Box annotation data:

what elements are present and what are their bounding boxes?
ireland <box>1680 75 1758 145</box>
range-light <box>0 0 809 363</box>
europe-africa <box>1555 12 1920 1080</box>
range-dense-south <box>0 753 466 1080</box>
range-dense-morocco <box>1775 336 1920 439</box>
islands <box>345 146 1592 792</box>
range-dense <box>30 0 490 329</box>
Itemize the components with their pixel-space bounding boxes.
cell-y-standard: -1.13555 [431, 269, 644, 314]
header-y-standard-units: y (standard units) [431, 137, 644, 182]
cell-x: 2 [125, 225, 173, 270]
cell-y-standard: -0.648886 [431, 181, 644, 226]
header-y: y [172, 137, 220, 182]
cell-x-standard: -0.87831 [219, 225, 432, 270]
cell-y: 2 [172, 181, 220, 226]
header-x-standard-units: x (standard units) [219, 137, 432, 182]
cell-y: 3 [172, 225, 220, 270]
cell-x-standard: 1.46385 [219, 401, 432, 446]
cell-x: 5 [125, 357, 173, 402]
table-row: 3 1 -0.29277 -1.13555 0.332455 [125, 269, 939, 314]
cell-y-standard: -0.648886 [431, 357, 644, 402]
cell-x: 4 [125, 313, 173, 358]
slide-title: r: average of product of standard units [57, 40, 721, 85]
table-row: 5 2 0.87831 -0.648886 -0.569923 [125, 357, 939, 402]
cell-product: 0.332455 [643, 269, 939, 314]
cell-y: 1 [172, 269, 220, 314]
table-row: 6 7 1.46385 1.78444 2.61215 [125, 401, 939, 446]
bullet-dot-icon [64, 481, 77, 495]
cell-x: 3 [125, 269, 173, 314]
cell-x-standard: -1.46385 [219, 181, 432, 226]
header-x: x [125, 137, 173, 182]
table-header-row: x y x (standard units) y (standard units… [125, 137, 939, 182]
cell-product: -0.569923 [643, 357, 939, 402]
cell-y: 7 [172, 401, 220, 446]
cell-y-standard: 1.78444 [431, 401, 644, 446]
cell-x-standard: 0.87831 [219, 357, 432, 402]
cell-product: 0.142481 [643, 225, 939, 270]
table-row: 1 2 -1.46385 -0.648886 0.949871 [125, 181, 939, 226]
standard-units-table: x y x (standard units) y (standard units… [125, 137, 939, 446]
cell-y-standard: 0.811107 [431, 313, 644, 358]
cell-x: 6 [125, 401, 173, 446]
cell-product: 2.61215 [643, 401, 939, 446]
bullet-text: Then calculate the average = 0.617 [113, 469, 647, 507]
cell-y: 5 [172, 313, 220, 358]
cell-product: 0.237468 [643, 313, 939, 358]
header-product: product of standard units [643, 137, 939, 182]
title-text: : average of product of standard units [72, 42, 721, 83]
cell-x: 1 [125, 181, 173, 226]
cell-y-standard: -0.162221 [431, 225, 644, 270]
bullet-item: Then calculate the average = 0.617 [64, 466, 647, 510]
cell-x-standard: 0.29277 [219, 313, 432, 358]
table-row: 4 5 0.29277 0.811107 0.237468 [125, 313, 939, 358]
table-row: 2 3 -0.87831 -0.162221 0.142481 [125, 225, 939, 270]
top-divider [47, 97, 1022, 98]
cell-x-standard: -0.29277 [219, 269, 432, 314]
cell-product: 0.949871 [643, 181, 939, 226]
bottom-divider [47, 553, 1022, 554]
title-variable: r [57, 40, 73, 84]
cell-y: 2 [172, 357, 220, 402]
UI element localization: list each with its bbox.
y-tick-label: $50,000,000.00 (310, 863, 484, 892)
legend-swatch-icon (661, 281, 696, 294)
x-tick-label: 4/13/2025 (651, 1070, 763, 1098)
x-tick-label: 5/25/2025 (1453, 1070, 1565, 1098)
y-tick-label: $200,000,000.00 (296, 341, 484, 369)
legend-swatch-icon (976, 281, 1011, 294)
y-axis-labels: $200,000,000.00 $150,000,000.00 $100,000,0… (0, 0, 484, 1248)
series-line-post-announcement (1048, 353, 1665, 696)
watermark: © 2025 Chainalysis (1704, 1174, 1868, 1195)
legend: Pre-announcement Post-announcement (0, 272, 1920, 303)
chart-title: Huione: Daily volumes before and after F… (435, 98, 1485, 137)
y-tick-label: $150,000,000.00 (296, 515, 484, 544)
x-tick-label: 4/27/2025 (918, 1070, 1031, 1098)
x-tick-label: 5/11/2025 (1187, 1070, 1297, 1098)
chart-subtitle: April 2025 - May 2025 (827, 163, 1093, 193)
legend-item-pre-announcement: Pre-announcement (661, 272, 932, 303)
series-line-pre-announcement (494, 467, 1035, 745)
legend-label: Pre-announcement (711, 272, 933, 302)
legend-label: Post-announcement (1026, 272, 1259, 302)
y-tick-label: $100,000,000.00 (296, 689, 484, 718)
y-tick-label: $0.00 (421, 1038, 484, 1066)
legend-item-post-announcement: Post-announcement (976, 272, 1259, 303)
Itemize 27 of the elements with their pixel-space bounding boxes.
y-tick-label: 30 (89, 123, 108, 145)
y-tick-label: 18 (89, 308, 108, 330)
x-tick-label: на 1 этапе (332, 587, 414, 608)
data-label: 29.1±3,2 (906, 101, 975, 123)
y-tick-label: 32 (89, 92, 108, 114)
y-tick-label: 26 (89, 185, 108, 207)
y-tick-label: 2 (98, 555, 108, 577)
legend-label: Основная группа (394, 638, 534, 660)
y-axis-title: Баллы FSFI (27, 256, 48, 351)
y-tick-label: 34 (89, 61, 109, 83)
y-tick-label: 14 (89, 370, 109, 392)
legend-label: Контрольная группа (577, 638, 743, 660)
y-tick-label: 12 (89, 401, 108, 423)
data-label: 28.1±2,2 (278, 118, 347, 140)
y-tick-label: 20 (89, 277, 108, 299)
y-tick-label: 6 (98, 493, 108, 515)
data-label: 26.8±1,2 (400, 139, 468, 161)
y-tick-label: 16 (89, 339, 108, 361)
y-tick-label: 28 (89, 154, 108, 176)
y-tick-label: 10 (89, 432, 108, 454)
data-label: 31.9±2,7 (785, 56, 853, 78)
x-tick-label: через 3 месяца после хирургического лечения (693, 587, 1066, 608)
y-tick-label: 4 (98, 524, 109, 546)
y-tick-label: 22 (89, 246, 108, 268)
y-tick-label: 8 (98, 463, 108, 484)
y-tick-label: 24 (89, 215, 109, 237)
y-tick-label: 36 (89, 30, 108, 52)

# WORK INSTRUCTIONS:
Put the lines of the listing into a numbered list, starting at its first line and ending at the line that contains "header-y-standard-units: y (standard". Leave out any blank lines.

# SOLUTION FOR THIS EXERCISE:
1. what elements are present and what are their bounding boxes?
2. ireland <box>1680 75 1758 145</box>
3. range-light <box>0 0 809 363</box>
4. europe-africa <box>1555 12 1920 1080</box>
5. range-dense-south <box>0 753 466 1080</box>
6. range-dense-morocco <box>1775 336 1920 439</box>
7. islands <box>345 146 1592 792</box>
8. range-dense <box>30 0 490 329</box>
9. Itemize the components with their pixel-space bounding boxes.
10. cell-y-standard: -1.13555 [431, 269, 644, 314]
11. header-y-standard-units: y (standard units) [431, 137, 644, 182]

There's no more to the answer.